:: DIRECTIONS FOR THIS TASK ::
Wherever a line in the data below holds "SDTVAR", copy that line.

:: Figure content listings ::

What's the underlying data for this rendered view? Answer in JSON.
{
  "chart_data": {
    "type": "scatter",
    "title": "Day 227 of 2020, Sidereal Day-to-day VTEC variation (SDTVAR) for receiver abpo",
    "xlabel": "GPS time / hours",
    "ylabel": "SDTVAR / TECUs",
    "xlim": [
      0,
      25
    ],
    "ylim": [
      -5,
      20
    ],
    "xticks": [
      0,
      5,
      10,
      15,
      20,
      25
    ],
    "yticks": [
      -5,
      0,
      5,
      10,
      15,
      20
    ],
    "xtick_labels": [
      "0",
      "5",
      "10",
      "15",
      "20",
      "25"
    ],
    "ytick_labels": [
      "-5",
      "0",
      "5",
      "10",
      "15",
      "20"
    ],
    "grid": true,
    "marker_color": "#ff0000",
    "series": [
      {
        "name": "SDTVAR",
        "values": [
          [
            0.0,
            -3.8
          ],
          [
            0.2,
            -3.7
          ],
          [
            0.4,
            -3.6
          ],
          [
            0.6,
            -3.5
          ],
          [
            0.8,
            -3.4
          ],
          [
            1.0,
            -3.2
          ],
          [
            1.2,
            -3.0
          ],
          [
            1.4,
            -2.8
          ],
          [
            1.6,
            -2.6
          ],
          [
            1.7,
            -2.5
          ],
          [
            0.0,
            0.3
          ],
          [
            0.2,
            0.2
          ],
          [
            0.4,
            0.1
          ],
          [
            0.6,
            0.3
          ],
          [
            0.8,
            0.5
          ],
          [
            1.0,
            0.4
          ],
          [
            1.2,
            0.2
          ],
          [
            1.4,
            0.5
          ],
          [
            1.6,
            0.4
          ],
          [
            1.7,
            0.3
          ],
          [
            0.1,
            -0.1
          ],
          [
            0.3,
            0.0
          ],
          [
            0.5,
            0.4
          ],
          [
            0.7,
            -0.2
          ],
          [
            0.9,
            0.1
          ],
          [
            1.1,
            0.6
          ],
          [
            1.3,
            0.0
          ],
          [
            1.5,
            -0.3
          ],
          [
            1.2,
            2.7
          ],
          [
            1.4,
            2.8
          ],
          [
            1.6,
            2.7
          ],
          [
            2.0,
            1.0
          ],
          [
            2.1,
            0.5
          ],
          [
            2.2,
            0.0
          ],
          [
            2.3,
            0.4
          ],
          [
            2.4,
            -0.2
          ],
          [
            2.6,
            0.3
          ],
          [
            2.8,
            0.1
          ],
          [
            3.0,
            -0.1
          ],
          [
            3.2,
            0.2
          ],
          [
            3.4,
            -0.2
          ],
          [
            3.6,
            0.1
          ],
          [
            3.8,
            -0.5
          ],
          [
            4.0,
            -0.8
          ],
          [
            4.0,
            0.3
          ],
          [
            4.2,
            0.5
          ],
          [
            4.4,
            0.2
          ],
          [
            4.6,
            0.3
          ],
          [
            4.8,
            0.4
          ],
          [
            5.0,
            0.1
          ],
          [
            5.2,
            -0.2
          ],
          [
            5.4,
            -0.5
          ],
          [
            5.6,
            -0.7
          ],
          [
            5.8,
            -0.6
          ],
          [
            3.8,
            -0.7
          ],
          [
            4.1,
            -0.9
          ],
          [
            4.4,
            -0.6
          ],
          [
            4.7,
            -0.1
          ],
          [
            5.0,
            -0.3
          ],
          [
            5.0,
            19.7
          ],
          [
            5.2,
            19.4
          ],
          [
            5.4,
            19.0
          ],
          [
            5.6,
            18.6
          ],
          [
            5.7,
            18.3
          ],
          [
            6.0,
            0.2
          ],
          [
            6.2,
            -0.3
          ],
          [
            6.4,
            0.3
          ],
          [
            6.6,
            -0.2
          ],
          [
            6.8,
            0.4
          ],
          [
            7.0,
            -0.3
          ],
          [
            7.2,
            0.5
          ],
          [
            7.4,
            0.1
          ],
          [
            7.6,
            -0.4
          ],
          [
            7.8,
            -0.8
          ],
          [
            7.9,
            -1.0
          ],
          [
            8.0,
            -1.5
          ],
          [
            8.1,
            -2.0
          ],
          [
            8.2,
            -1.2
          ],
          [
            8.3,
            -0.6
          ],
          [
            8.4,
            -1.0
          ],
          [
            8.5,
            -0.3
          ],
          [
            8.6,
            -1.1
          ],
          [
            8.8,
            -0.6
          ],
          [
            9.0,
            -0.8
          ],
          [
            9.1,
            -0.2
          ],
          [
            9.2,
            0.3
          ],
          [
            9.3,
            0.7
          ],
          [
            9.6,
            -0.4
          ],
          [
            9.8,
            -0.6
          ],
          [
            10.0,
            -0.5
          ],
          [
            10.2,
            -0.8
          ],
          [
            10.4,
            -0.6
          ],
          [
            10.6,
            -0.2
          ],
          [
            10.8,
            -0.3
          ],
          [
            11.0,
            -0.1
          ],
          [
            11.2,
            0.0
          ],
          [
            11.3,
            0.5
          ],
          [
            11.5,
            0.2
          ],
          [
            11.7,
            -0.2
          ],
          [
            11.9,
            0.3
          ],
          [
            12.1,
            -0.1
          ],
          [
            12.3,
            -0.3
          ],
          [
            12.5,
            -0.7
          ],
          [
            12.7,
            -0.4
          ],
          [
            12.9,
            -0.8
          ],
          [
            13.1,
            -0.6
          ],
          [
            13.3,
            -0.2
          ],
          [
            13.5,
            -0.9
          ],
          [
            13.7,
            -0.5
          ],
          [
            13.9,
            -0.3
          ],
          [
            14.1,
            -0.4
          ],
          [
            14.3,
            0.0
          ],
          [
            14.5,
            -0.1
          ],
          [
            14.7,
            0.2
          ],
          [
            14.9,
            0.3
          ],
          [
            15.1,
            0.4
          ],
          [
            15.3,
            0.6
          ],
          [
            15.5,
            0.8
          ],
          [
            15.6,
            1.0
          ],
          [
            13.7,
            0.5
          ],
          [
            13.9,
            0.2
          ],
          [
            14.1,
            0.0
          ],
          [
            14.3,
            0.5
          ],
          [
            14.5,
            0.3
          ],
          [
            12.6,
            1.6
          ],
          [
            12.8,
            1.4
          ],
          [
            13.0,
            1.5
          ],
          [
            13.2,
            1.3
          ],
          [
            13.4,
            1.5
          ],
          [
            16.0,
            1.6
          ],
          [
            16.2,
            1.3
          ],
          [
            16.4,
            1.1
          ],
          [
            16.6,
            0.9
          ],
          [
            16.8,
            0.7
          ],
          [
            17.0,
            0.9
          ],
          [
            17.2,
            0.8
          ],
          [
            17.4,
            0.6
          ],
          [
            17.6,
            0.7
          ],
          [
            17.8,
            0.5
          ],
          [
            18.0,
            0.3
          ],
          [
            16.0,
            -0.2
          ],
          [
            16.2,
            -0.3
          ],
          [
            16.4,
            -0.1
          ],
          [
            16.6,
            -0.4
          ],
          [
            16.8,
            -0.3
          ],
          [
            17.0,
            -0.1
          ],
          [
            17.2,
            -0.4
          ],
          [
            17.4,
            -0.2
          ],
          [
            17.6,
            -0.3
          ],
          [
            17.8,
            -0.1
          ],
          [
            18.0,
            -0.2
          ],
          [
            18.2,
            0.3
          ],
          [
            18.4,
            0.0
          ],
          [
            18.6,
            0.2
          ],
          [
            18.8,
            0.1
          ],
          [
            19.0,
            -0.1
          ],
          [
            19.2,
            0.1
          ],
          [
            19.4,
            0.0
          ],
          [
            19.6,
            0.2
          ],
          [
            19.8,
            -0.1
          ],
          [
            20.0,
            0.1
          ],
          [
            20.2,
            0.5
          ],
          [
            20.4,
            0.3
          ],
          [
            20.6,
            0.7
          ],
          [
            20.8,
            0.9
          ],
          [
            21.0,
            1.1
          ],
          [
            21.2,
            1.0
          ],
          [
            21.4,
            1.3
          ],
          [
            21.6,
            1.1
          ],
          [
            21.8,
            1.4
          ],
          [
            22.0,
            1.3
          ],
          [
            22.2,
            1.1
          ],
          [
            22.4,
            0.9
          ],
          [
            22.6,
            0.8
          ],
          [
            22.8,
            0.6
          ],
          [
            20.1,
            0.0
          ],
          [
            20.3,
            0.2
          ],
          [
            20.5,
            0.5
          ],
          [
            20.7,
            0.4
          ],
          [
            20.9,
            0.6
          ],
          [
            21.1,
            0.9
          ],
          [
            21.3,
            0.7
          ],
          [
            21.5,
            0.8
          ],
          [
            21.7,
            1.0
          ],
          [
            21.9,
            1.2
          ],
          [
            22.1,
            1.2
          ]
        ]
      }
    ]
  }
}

:: WRITTEN RESPONSE ::
    "title": "Day 227 of 2020, Sidereal Day-to-day VTEC variation (SDTVAR) for receiver abpo",
    "ylabel": "SDTVAR / TECUs",
        "name": "SDTVAR",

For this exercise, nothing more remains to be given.